> _Stored records_:
###

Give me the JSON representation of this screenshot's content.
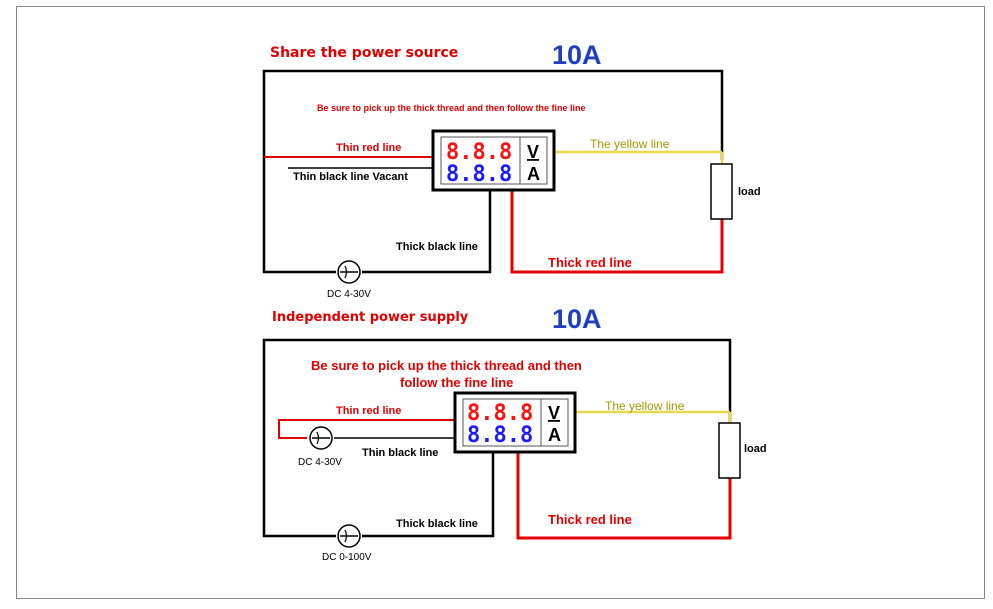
{
  "colors": {
    "red": "#e00000",
    "thick_red": "#e60000",
    "black": "#000000",
    "yellow": "#e8d84a",
    "yellow_text": "#a39a00",
    "blue_title": "#1f3fbf",
    "meter_red": "#ff1010",
    "meter_blue": "#1a1aff",
    "frame": "#8a8a8a"
  },
  "diagram1": {
    "heading": "Share the power source",
    "current_rating": "10A",
    "note": "Be sure to pick up the thick thread and then follow the fine line",
    "thin_red_label": "Thin red line",
    "thin_black_label": "Thin black line Vacant",
    "thick_black_label": "Thick black line",
    "thick_red_label": "Thick red line",
    "yellow_label": "The yellow line",
    "load_label": "load",
    "source_label": "DC 4-30V",
    "meter": {
      "reading_v": "8.8.8",
      "reading_a": "8.8.8",
      "unit_v": "V",
      "unit_a": "A"
    }
  },
  "diagram2": {
    "heading": "Independent power supply",
    "current_rating": "10A",
    "note_line1": "Be sure to pick up the thick thread and then",
    "note_line2": "follow the fine line",
    "thin_red_label": "Thin red line",
    "thin_black_label": "Thin black line",
    "thick_black_label": "Thick black line",
    "thick_red_label": "Thick red line",
    "yellow_label": "The yellow line",
    "load_label": "load",
    "aux_source_label": "DC 4-30V",
    "main_source_label": "DC 0-100V",
    "meter": {
      "reading_v": "8.8.8",
      "reading_a": "8.8.8",
      "unit_v": "V",
      "unit_a": "A"
    }
  }
}
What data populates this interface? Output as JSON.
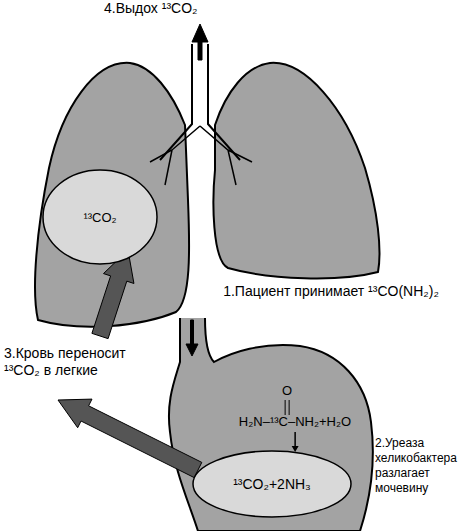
{
  "diagram": {
    "nodes": [
      {
        "text": [
          "¹³CO₂"
        ]
      },
      {
        "text": [
          "¹³CO₂+2NH₃"
        ]
      }
    ],
    "labels": [
      "4.Выдох ¹³CO₂",
      "1.Пациент принимает ¹³CO(NH₂)₂",
      "3.Кровь переносит ¹³CO₂ в легкие",
      "O",
      "H₂N–¹³C–NH₂+H₂O",
      "2.Уреаза хеликобактера разлагает мочевину"
    ]
  }
}
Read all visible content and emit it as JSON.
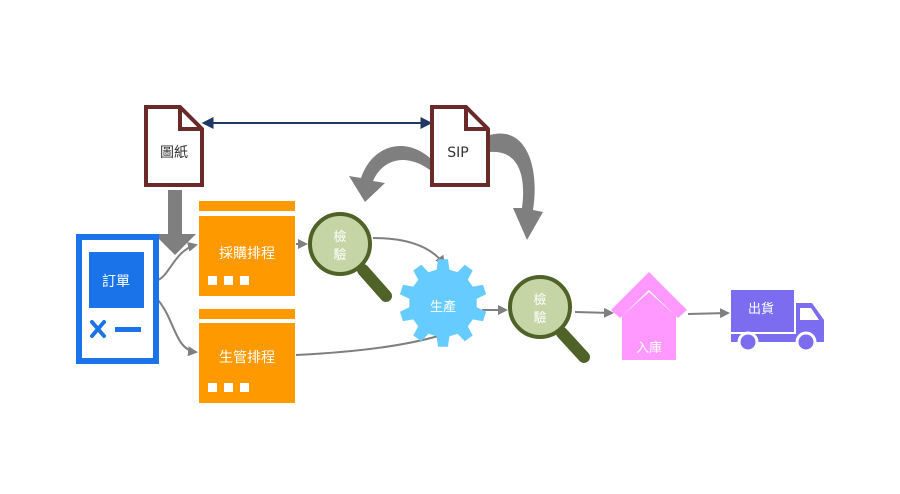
{
  "nodes": {
    "drawing": "圖紙",
    "sip": "SIP",
    "order": "訂單",
    "purchase_schedule": "採購排程",
    "production_schedule": "生管排程",
    "inspection_1": [
      "檢",
      "驗"
    ],
    "production": "生產",
    "inspection_2": [
      "檢",
      "驗"
    ],
    "warehouse": "入庫",
    "shipping": "出貨"
  },
  "colors": {
    "document_border": "#6b2a2a",
    "order_blue": "#1a73e8",
    "schedule_orange": "#ff9900",
    "magnifier_green": "#c5d5a5",
    "magnifier_handle": "#4f6228",
    "gear_blue": "#66ccff",
    "warehouse_pink": "#ff99ff",
    "truck_purple": "#7b6cf0",
    "arrow_gray": "#7f7f7f",
    "link_navy": "#1f3864"
  }
}
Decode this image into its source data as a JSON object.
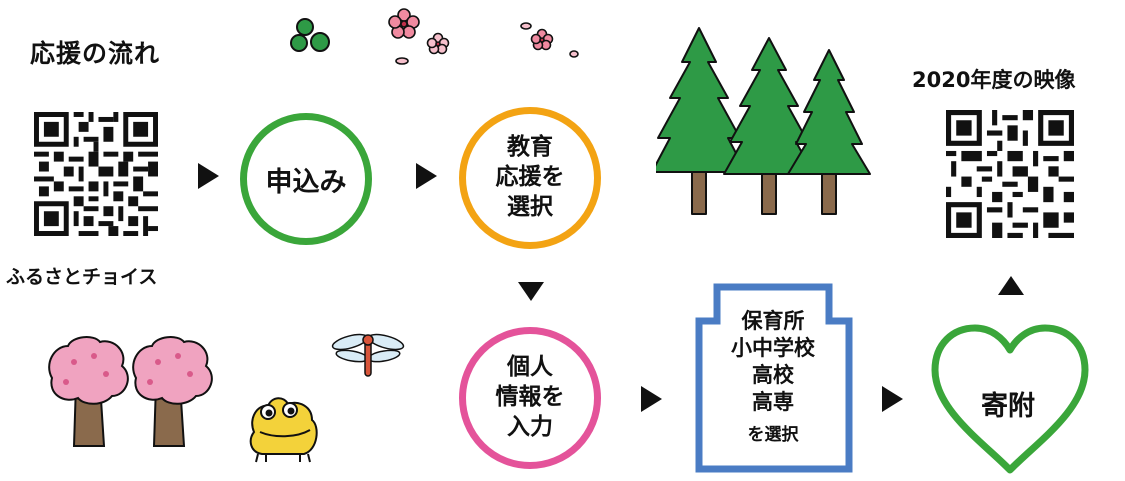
{
  "title": "応援の流れ",
  "qr_left": {
    "label": "ふるさとチョイス",
    "icon": "qr-code-icon"
  },
  "qr_right": {
    "title": "2020年度の映像",
    "icon": "qr-code-icon"
  },
  "steps": {
    "apply": "申込み",
    "select_edu": [
      "教育",
      "応援を",
      "選択"
    ],
    "input_info": [
      "個人",
      "情報を",
      "入力"
    ],
    "select_school": [
      "保育所",
      "小中学校",
      "高校",
      "高専"
    ],
    "select_school_suffix": "を選択",
    "donate": "寄附"
  },
  "colors": {
    "green": "#3aa63a",
    "orange": "#f3a313",
    "pink": "#e4539a",
    "blue": "#4a7cc4",
    "tree_green": "#2e9a46",
    "blossom_pink": "#f0a3c0",
    "trunk_brown": "#8a6a4c"
  },
  "decorations": [
    "green-berries-icon",
    "plum-blossom-icon",
    "pine-tree-icon",
    "cherry-tree-icon",
    "dragonfly-icon",
    "frog-icon"
  ]
}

###

In the material above, find the lines that contain "power" and show them.

> _Task result_:
    "heading": "Share the power source",
    "heading": "Independent power supply",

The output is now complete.